Data entries:
========

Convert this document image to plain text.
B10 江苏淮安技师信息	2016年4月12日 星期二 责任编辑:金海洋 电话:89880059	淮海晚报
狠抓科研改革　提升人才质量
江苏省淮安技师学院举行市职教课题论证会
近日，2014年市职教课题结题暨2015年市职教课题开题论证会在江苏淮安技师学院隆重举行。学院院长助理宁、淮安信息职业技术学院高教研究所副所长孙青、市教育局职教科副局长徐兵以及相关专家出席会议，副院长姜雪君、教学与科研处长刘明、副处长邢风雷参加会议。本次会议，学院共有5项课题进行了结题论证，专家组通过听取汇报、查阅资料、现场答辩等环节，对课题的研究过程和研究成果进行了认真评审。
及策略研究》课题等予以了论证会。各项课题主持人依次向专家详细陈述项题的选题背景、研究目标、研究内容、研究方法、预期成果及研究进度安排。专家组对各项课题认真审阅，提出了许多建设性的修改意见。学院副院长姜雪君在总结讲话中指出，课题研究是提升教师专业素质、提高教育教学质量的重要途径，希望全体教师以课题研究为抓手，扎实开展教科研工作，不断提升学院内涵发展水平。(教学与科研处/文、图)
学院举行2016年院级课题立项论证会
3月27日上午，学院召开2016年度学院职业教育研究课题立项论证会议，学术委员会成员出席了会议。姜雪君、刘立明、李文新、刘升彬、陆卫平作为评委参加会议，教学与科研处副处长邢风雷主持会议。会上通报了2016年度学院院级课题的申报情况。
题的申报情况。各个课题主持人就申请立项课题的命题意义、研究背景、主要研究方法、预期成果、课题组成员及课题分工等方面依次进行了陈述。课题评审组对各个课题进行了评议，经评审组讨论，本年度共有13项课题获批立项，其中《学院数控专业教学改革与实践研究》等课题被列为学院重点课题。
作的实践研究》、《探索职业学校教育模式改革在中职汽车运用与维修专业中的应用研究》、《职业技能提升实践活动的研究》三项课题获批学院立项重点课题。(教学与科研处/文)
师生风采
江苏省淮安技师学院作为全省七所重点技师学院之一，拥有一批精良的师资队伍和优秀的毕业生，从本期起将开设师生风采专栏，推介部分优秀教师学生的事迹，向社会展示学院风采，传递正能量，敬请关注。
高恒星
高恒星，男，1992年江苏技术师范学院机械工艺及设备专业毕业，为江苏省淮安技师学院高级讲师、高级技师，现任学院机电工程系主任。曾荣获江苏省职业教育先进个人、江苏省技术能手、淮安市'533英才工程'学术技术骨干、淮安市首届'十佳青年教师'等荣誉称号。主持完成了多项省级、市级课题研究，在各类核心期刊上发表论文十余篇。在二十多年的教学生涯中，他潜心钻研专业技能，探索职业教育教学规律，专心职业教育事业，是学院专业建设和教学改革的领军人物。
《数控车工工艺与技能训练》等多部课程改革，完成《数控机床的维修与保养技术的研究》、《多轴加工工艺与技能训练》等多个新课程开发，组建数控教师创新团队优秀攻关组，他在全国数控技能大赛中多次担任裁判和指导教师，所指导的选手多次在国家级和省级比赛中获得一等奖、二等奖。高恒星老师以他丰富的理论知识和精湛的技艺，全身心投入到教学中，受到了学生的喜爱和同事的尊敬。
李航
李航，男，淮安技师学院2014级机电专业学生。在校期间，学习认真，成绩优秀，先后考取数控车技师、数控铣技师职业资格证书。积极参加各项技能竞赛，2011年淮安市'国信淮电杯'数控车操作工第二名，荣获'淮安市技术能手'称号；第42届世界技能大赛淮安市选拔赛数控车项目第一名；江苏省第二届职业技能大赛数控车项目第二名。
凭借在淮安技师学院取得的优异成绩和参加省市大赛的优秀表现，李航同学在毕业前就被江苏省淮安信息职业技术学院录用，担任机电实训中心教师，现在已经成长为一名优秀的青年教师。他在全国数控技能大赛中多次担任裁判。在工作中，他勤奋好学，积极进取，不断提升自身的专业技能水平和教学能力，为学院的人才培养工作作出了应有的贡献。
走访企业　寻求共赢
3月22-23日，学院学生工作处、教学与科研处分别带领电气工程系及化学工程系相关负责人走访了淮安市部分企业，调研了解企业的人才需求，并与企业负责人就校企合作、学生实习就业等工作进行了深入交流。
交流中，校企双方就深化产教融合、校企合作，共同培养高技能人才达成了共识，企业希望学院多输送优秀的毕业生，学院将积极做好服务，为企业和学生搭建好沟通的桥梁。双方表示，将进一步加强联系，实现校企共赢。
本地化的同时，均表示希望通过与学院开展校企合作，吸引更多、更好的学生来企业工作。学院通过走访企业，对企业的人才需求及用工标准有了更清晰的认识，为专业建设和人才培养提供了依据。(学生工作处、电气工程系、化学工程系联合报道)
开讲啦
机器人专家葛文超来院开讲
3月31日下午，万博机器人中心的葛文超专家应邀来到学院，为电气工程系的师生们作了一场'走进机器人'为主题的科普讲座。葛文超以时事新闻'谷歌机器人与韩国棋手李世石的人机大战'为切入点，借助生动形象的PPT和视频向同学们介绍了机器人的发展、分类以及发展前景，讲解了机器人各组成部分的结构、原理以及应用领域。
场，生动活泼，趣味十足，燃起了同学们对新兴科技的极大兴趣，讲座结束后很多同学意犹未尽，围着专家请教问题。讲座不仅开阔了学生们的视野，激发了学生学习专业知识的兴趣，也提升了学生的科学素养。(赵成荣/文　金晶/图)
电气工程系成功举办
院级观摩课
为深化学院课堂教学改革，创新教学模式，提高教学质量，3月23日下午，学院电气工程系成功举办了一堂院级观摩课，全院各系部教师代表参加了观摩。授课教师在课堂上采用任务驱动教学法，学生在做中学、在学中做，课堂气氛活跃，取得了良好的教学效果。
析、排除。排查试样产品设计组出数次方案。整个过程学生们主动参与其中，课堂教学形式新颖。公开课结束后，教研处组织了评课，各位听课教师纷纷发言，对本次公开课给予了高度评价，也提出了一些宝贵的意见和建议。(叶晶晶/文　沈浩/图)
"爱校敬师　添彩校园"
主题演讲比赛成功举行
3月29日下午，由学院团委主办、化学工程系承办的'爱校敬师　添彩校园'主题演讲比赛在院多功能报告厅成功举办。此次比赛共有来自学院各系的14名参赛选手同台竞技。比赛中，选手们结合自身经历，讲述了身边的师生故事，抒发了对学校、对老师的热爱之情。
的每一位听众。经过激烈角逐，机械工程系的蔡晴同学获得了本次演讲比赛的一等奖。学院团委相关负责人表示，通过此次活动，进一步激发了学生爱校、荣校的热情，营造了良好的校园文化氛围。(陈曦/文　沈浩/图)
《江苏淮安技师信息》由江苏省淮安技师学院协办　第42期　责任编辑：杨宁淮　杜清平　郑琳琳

========

Word for word, write out the data.

EXERCISE RESPONSE
Convert this document image to plain text.
B10 江苏淮安技师信息	2016年4月12日 星期二 责任编辑:金海洋 电话:89880059	淮海晚报
狠抓科研改革　提升人才质量
江苏省淮安技师学院举行市职教课题论证会
近日，2014年市职教课题结题暨2015年市职教课题开题论证会在江苏淮安技师学院隆重举行。学院院长助理宁、淮安信息职业技术学院高教研究所副所长孙青、市教育局职教科副局长徐兵以及相关专家出席会议，副院长姜雪君、教学与科研处长刘明、副处长邢风雷参加会议。本次会议，学院共有5项课题进行了结题论证，专家组通过听取汇报、查阅资料、现场答辩等环节，对课题的研究过程和研究成果进行了认真评审。
及策略研究》课题等予以了论证会。各项课题主持人依次向专家详细陈述项题的选题背景、研究目标、研究内容、研究方法、预期成果及研究进度安排。专家组对各项课题认真审阅，提出了许多建设性的修改意见。学院副院长姜雪君在总结讲话中指出，课题研究是提升教师专业素质、提高教育教学质量的重要途径，希望全体教师以课题研究为抓手，扎实开展教科研工作，不断提升学院内涵发展水平。(教学与科研处/文、图)
学院举行2016年院级课题立项论证会
3月27日上午，学院召开2016年度学院职业教育研究课题立项论证会议，学术委员会成员出席了会议。姜雪君、刘立明、李文新、刘升彬、陆卫平作为评委参加会议，教学与科研处副处长邢风雷主持会议。会上通报了2016年度学院院级课题的申报情况。
题的申报情况。各个课题主持人就申请立项课题的命题意义、研究背景、主要研究方法、预期成果、课题组成员及课题分工等方面依次进行了陈述。课题评审组对各个课题进行了评议，经评审组讨论，本年度共有13项课题获批立项，其中《学院数控专业教学改革与实践研究》等课题被列为学院重点课题。
作的实践研究》、《探索职业学校教育模式改革在中职汽车运用与维修专业中的应用研究》、《职业技能提升实践活动的研究》三项课题获批学院立项重点课题。(教学与科研处/文)
师生风采
江苏省淮安技师学院作为全省七所重点技师学院之一，拥有一批精良的师资队伍和优秀的毕业生，从本期起将开设师生风采专栏，推介部分优秀教师学生的事迹，向社会展示学院风采，传递正能量，敬请关注。
高恒星
高恒星，男，1992年江苏技术师范学院机械工艺及设备专业毕业，为江苏省淮安技师学院高级讲师、高级技师，现任学院机电工程系主任。曾荣获江苏省职业教育先进个人、江苏省技术能手、淮安市'533英才工程'学术技术骨干、淮安市首届'十佳青年教师'等荣誉称号。主持完成了多项省级、市级课题研究，在各类核心期刊上发表论文十余篇。在二十多年的教学生涯中，他潜心钻研专业技能，探索职业教育教学规律，专心职业教育事业，是学院专业建设和教学改革的领军人物。
《数控车工工艺与技能训练》等多部课程改革，完成《数控机床的维修与保养技术的研究》、《多轴加工工艺与技能训练》等多个新课程开发，组建数控教师创新团队优秀攻关组，他在全国数控技能大赛中多次担任裁判和指导教师，所指导的选手多次在国家级和省级比赛中获得一等奖、二等奖。高恒星老师以他丰富的理论知识和精湛的技艺，全身心投入到教学中，受到了学生的喜爱和同事的尊敬。
李航
李航，男，淮安技师学院2014级机电专业学生。在校期间，学习认真，成绩优秀，先后考取数控车技师、数控铣技师职业资格证书。积极参加各项技能竞赛，2011年淮安市'国信淮电杯'数控车操作工第二名，荣获'淮安市技术能手'称号；第42届世界技能大赛淮安市选拔赛数控车项目第一名；江苏省第二届职业技能大赛数控车项目第二名。
凭借在淮安技师学院取得的优异成绩和参加省市大赛的优秀表现，李航同学在毕业前就被江苏省淮安信息职业技术学院录用，担任机电实训中心教师，现在已经成长为一名优秀的青年教师。他在全国数控技能大赛中多次担任裁判。在工作中，他勤奋好学，积极进取，不断提升自身的专业技能水平和教学能力，为学院的人才培养工作作出了应有的贡献。
走访企业　寻求共赢
3月22-23日，学院学生工作处、教学与科研处分别带领电气工程系及化学工程系相关负责人走访了淮安市部分企业，调研了解企业的人才需求，并与企业负责人就校企合作、学生实习就业等工作进行了深入交流。
交流中，校企双方就深化产教融合、校企合作，共同培养高技能人才达成了共识，企业希望学院多输送优秀的毕业生，学院将积极做好服务，为企业和学生搭建好沟通的桥梁。双方表示，将进一步加强联系，实现校企共赢。
本地化的同时，均表示希望通过与学院开展校企合作，吸引更多、更好的学生来企业工作。学院通过走访企业，对企业的人才需求及用工标准有了更清晰的认识，为专业建设和人才培养提供了依据。(学生工作处、电气工程系、化学工程系联合报道)
开讲啦
机器人专家葛文超来院开讲
3月31日下午，万博机器人中心的葛文超专家应邀来到学院，为电气工程系的师生们作了一场'走进机器人'为主题的科普讲座。葛文超以时事新闻'谷歌机器人与韩国棋手李世石的人机大战'为切入点，借助生动形象的PPT和视频向同学们介绍了机器人的发展、分类以及发展前景，讲解了机器人各组成部分的结构、原理以及应用领域。
场，生动活泼，趣味十足，燃起了同学们对新兴科技的极大兴趣，讲座结束后很多同学意犹未尽，围着专家请教问题。讲座不仅开阔了学生们的视野，激发了学生学习专业知识的兴趣，也提升了学生的科学素养。(赵成荣/文　金晶/图)
电气工程系成功举办
院级观摩课
为深化学院课堂教学改革，创新教学模式，提高教学质量，3月23日下午，学院电气工程系成功举办了一堂院级观摩课，全院各系部教师代表参加了观摩。授课教师在课堂上采用任务驱动教学法，学生在做中学、在学中做，课堂气氛活跃，取得了良好的教学效果。
析、排除。排查试样产品设计组出数次方案。整个过程学生们主动参与其中，课堂教学形式新颖。公开课结束后，教研处组织了评课，各位听课教师纷纷发言，对本次公开课给予了高度评价，也提出了一些宝贵的意见和建议。(叶晶晶/文　沈浩/图)
"爱校敬师　添彩校园"
主题演讲比赛成功举行
3月29日下午，由学院团委主办、化学工程系承办的'爱校敬师　添彩校园'主题演讲比赛在院多功能报告厅成功举办。此次比赛共有来自学院各系的14名参赛选手同台竞技。比赛中，选手们结合自身经历，讲述了身边的师生故事，抒发了对学校、对老师的热爱之情。
的每一位听众。经过激烈角逐，机械工程系的蔡晴同学获得了本次演讲比赛的一等奖。学院团委相关负责人表示，通过此次活动，进一步激发了学生爱校、荣校的热情，营造了良好的校园文化氛围。(陈曦/文　沈浩/图)
《江苏淮安技师信息》由江苏省淮安技师学院协办　第42期　责任编辑：杨宁淮　杜清平　郑琳琳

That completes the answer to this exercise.